** BEGIN **

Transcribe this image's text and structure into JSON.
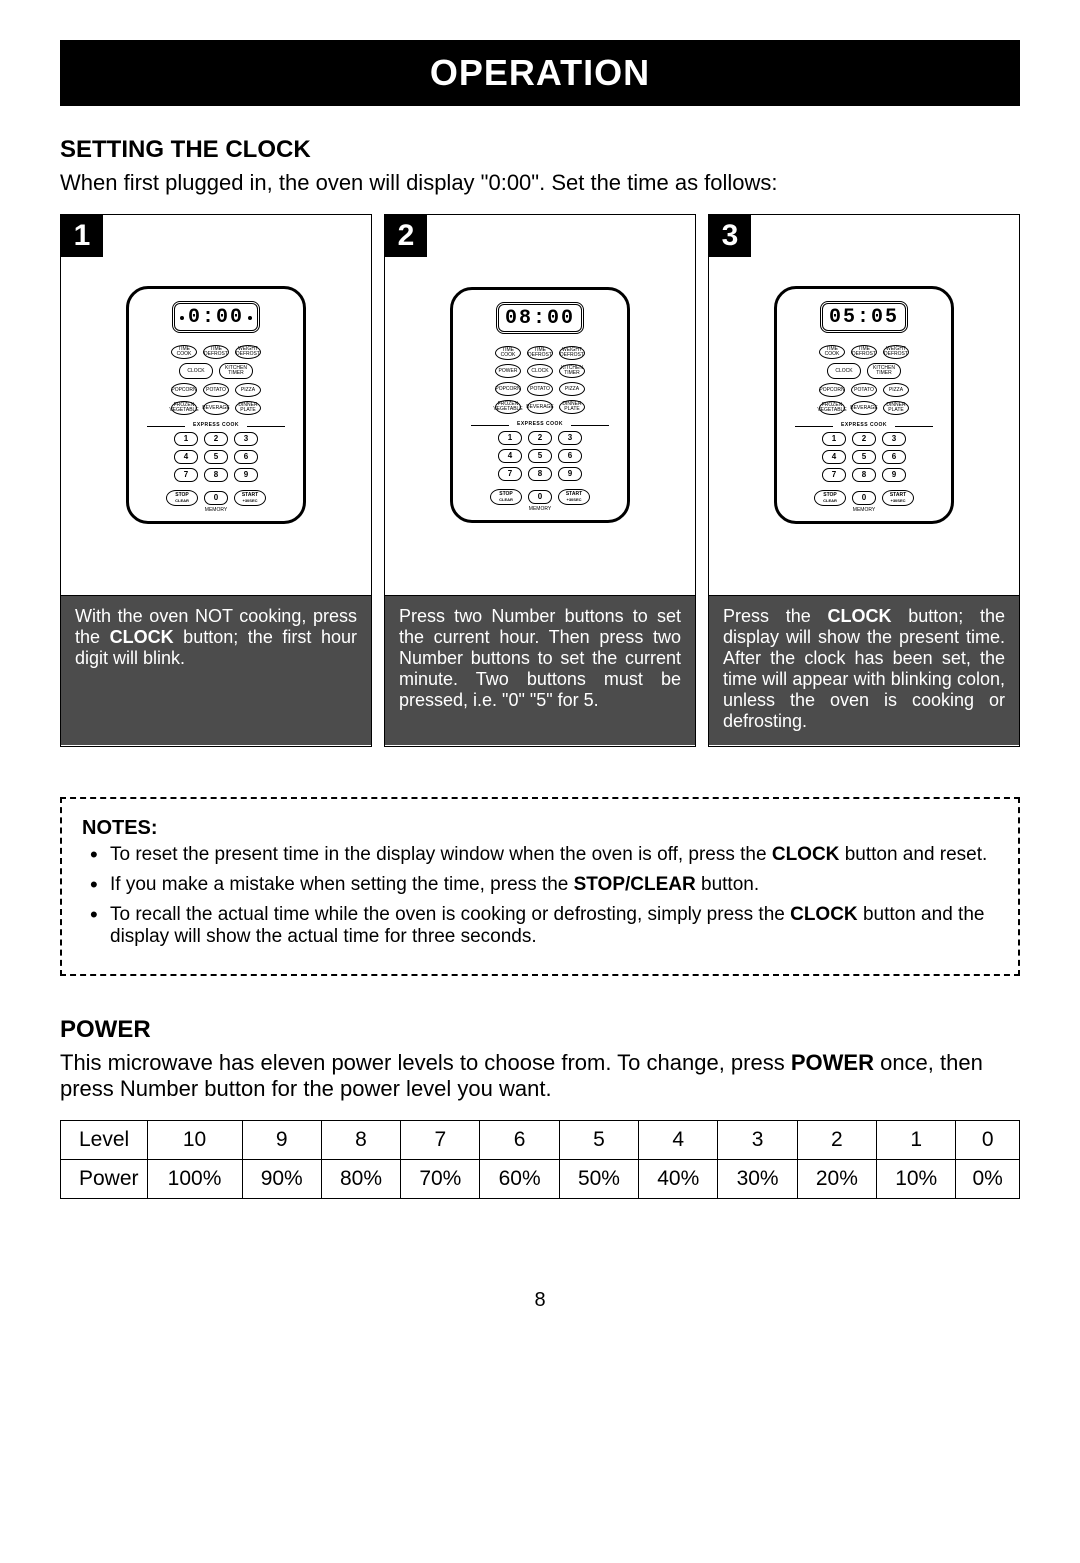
{
  "header": {
    "title": "OPERATION"
  },
  "setting_clock": {
    "heading": "SETTING THE CLOCK",
    "intro": "When first plugged in, the oven will display \"0:00\". Set the time as follows:"
  },
  "panel_buttons": {
    "row1": [
      "TIME\nCOOK",
      "TIME\nDEFROST",
      "WEIGHT\nDEFROST"
    ],
    "row2_2btn": [
      "CLOCK",
      "KITCHEN\nTIMER"
    ],
    "row2_3btn": [
      "POWER",
      "CLOCK",
      "KITCHEN\nTIMER"
    ],
    "row3": [
      "POPCORN",
      "POTATO",
      "PIZZA"
    ],
    "row4": [
      "FROZEN\nVEGETABLE",
      "BEVERAGE",
      "DINNER\nPLATE"
    ],
    "express": "EXPRESS COOK",
    "nums": [
      "1",
      "2",
      "3",
      "4",
      "5",
      "6",
      "7",
      "8",
      "9",
      "0"
    ],
    "stop": "STOP",
    "stop_sub": "CLEAR",
    "start": "START",
    "start_sub": "+30SEC",
    "memory": "MEMORY"
  },
  "steps": [
    {
      "num": "1",
      "display": "0:00",
      "row2_three": false,
      "caption_html": "With the oven NOT cooking, press the <b>CLOCK</b> button; the first hour digit will blink."
    },
    {
      "num": "2",
      "display": "08:00",
      "row2_three": true,
      "caption_html": "Press two Number buttons to set the current hour. Then press two Number buttons to set the current minute. Two buttons must be pressed, i.e. \"0\" \"5\" for 5."
    },
    {
      "num": "3",
      "display": "05:05",
      "row2_three": false,
      "caption_html": "Press the <b>CLOCK</b> button; the display will show the present time. After the clock has been set, the time will appear with blinking colon, unless the oven is cooking or defrosting."
    }
  ],
  "notes": {
    "title": "NOTES:",
    "items": [
      "To reset the present time in the display window when the oven is off, press the <b>CLOCK</b> button and reset.",
      "If you make a mistake when setting the time, press the <b>STOP/CLEAR</b> button.",
      "To recall the actual time while the oven is cooking or defrosting, simply press the <b>CLOCK</b> button and the display will show the actual time for three seconds."
    ]
  },
  "power": {
    "heading": "POWER",
    "intro_html": "This microwave has eleven power levels to choose from. To change, press <b>POWER</b> once, then press Number button for the power level you want.",
    "table": {
      "row_labels": [
        "Level",
        "Power"
      ],
      "levels": [
        "10",
        "9",
        "8",
        "7",
        "6",
        "5",
        "4",
        "3",
        "2",
        "1",
        "0"
      ],
      "powers": [
        "100%",
        "90%",
        "80%",
        "70%",
        "60%",
        "50%",
        "40%",
        "30%",
        "20%",
        "10%",
        "0%"
      ]
    }
  },
  "page_number": "8"
}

** END **

▶ _REQUIRED TASK_
Take the data above and repeat it exactly, leaving each picture out.

▶ _COMPLETE OUTPUT_
Transcribe this image's text and structure into JSON.
{
  "header": {
    "title": "OPERATION"
  },
  "setting_clock": {
    "heading": "SETTING THE CLOCK",
    "intro": "When first plugged in, the oven will display \"0:00\". Set the time as follows:"
  },
  "panel_buttons": {
    "row1": [
      "TIME\nCOOK",
      "TIME\nDEFROST",
      "WEIGHT\nDEFROST"
    ],
    "row2_2btn": [
      "CLOCK",
      "KITCHEN\nTIMER"
    ],
    "row2_3btn": [
      "POWER",
      "CLOCK",
      "KITCHEN\nTIMER"
    ],
    "row3": [
      "POPCORN",
      "POTATO",
      "PIZZA"
    ],
    "row4": [
      "FROZEN\nVEGETABLE",
      "BEVERAGE",
      "DINNER\nPLATE"
    ],
    "express": "EXPRESS COOK",
    "nums": [
      "1",
      "2",
      "3",
      "4",
      "5",
      "6",
      "7",
      "8",
      "9",
      "0"
    ],
    "stop": "STOP",
    "stop_sub": "CLEAR",
    "start": "START",
    "start_sub": "+30SEC",
    "memory": "MEMORY"
  },
  "steps": [
    {
      "num": "1",
      "display": "0:00",
      "row2_three": false,
      "caption_html": "With the oven NOT cooking, press the <b>CLOCK</b> button; the first hour digit will blink."
    },
    {
      "num": "2",
      "display": "08:00",
      "row2_three": true,
      "caption_html": "Press two Number buttons to set the current hour. Then press two Number buttons to set the current minute. Two buttons must be pressed, i.e. \"0\" \"5\" for 5."
    },
    {
      "num": "3",
      "display": "05:05",
      "row2_three": false,
      "caption_html": "Press the <b>CLOCK</b> button; the display will show the present time. After the clock has been set, the time will appear with blinking colon, unless the oven is cooking or defrosting."
    }
  ],
  "notes": {
    "title": "NOTES:",
    "items": [
      "To reset the present time in the display window when the oven is off, press the <b>CLOCK</b> button and reset.",
      "If you make a mistake when setting the time, press the <b>STOP/CLEAR</b> button.",
      "To recall the actual time while the oven is cooking or defrosting, simply press the <b>CLOCK</b> button and the display will show the actual time for three seconds."
    ]
  },
  "power": {
    "heading": "POWER",
    "intro_html": "This microwave has eleven power levels to choose from. To change, press <b>POWER</b> once, then press Number button for the power level you want.",
    "table": {
      "row_labels": [
        "Level",
        "Power"
      ],
      "levels": [
        "10",
        "9",
        "8",
        "7",
        "6",
        "5",
        "4",
        "3",
        "2",
        "1",
        "0"
      ],
      "powers": [
        "100%",
        "90%",
        "80%",
        "70%",
        "60%",
        "50%",
        "40%",
        "30%",
        "20%",
        "10%",
        "0%"
      ]
    }
  },
  "page_number": "8"
}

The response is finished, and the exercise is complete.